**What you should do**.
Count how many lines in the material below hold the word "color"; the reply is that number alone.
:: Task input
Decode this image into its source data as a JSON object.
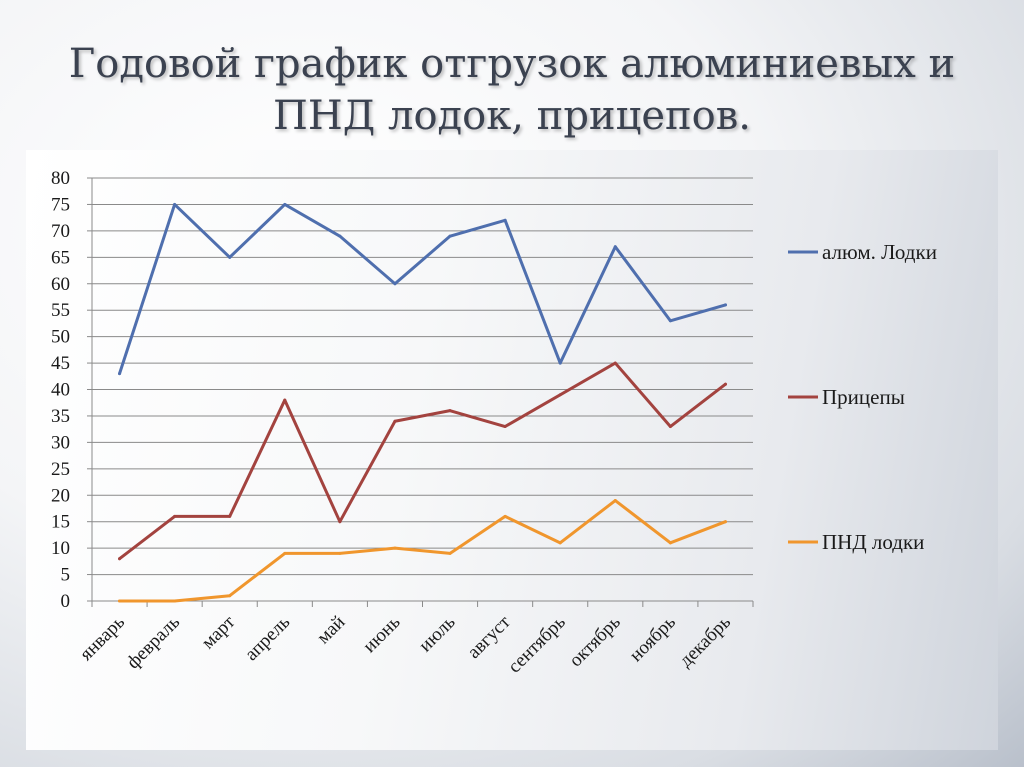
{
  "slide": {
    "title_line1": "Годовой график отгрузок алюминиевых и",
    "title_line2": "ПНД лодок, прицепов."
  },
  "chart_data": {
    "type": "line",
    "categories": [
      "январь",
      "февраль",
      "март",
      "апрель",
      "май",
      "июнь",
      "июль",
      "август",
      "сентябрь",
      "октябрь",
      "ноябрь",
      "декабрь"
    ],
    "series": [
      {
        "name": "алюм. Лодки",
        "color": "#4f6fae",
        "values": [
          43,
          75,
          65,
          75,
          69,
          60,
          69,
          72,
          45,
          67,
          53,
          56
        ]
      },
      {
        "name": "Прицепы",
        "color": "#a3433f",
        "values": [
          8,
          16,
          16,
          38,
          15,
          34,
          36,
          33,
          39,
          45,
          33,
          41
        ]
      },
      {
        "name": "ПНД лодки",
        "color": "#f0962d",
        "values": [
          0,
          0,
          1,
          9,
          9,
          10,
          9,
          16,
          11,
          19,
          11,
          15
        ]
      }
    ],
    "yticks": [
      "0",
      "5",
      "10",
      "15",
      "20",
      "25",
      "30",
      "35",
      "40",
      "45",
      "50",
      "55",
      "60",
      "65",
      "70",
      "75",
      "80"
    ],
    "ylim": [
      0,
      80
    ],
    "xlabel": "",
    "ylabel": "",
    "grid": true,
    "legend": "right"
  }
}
::::
**Written solution**.
3